→ **Work to complete**:
Gather all lines from the material that contain the word "percentage".

====

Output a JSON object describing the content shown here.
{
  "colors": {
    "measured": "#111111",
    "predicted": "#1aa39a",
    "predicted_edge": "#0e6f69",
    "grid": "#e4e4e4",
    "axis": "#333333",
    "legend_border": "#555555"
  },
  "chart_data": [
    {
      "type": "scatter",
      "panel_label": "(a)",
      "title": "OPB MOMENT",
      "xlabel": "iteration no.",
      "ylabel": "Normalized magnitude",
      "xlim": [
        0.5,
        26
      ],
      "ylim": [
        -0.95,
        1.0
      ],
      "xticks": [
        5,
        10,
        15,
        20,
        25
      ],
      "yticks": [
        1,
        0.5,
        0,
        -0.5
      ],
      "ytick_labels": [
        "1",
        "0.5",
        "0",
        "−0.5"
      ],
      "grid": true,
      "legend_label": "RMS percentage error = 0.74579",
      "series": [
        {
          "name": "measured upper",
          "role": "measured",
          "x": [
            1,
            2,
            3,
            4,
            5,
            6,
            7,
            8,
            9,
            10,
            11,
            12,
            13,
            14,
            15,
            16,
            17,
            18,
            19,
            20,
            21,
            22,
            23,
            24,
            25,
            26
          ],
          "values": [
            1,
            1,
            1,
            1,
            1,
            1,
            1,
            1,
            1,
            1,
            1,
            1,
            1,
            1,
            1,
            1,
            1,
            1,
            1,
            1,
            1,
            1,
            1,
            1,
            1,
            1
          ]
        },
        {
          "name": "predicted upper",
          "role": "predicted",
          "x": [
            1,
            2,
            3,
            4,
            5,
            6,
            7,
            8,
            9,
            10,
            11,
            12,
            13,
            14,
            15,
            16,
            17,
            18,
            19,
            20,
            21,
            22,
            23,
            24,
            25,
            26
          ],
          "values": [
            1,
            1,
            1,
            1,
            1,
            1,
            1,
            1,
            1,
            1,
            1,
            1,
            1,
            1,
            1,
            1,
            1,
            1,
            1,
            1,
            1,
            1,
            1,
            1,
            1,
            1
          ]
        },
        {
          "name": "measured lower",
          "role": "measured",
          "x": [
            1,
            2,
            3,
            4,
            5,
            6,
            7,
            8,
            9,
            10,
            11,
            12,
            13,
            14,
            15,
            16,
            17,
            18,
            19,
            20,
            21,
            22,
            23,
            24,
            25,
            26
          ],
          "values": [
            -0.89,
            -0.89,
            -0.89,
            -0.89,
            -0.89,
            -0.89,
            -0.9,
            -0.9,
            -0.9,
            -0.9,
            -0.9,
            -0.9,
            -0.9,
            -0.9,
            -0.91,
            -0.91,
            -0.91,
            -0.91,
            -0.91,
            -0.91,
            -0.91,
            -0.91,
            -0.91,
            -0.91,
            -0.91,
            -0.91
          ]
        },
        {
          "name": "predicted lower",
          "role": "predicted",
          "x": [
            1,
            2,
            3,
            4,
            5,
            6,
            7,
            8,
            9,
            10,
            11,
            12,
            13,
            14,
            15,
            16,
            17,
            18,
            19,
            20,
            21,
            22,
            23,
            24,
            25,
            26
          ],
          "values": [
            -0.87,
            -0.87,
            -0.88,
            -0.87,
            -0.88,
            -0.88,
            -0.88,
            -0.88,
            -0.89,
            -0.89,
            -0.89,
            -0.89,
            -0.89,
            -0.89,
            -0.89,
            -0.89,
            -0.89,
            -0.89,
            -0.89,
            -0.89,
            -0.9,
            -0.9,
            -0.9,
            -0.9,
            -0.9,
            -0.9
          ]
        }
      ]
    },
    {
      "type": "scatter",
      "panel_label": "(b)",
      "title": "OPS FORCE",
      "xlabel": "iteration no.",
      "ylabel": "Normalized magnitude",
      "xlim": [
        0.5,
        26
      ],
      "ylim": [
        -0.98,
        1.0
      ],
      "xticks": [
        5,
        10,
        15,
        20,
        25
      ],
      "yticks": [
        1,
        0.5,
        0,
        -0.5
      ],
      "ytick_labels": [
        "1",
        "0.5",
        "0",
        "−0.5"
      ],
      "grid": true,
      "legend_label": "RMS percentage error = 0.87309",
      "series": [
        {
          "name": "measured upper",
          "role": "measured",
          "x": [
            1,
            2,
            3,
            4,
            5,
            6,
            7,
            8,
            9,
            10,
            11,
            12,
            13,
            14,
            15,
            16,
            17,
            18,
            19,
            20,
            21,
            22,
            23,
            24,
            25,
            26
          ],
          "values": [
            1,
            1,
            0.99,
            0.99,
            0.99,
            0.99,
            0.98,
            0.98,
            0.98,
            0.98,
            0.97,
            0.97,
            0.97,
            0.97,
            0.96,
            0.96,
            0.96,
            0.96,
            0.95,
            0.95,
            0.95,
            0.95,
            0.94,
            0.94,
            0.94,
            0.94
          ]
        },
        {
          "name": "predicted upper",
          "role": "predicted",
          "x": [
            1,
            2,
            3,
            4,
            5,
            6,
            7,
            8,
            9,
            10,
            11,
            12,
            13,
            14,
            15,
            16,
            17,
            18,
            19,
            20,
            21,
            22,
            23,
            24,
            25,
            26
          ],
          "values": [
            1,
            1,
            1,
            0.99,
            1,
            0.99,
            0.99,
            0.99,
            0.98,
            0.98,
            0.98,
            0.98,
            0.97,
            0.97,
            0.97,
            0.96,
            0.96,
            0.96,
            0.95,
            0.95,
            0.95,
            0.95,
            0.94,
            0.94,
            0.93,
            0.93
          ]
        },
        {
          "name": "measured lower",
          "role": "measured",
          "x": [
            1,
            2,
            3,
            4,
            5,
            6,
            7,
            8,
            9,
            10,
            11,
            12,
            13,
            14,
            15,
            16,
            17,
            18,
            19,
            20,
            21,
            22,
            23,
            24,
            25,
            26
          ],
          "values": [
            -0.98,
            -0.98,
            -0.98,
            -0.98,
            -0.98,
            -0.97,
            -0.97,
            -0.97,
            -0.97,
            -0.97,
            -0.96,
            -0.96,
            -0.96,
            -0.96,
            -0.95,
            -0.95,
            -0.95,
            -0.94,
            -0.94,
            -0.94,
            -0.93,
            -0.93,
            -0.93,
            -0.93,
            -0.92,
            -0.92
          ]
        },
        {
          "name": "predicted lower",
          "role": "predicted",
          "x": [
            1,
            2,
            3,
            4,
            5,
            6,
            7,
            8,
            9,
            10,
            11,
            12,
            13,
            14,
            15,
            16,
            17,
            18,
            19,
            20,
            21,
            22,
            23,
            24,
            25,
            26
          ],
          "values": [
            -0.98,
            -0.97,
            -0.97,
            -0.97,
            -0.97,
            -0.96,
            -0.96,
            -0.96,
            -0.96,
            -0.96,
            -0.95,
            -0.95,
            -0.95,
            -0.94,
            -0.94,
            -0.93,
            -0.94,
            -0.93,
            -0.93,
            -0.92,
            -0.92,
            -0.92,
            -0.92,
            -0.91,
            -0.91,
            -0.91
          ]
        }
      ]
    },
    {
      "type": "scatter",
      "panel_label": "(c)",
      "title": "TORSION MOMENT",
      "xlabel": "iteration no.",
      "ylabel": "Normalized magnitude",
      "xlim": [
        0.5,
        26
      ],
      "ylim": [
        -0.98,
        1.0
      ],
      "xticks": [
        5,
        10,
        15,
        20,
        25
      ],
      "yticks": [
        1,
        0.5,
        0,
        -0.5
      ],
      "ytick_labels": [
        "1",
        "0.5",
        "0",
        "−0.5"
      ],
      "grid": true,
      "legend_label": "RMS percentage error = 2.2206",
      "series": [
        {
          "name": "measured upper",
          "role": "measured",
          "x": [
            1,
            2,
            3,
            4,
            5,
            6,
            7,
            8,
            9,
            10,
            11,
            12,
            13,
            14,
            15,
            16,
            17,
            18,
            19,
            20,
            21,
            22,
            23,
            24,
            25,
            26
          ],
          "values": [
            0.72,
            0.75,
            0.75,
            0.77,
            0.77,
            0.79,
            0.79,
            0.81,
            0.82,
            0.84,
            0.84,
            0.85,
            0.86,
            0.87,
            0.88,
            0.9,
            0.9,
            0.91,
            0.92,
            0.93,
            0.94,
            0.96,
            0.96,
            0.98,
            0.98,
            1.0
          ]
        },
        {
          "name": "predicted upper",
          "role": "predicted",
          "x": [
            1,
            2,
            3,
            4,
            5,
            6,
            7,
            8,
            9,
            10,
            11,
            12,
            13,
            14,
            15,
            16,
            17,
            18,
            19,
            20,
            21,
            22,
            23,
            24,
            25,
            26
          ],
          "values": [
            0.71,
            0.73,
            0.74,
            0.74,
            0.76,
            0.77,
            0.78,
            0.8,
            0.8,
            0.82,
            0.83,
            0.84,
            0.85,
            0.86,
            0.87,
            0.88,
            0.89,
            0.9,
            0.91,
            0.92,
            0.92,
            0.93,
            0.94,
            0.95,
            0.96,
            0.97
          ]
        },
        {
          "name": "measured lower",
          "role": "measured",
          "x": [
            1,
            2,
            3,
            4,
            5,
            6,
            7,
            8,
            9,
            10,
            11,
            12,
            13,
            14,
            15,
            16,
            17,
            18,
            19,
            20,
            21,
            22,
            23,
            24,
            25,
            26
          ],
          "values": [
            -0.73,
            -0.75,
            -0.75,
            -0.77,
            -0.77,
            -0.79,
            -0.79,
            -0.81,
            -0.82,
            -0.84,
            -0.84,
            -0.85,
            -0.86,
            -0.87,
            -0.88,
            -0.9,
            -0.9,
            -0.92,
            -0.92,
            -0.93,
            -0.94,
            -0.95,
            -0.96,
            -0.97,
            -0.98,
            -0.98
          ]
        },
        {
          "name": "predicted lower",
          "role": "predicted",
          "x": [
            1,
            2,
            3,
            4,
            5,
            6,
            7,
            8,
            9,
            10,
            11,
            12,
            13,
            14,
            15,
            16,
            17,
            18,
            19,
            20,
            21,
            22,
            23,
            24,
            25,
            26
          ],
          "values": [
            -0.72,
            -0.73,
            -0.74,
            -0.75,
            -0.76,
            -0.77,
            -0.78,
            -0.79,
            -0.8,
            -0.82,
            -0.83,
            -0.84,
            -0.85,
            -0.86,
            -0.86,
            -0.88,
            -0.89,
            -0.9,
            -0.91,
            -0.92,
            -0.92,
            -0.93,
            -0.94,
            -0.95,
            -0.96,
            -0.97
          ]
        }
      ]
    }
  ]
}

====

→ **Solution to this exercise**:
      "legend_label": "RMS percentage error = 0.74579",
      "legend_label": "RMS percentage error = 0.87309",
      "legend_label": "RMS percentage error = 2.2206",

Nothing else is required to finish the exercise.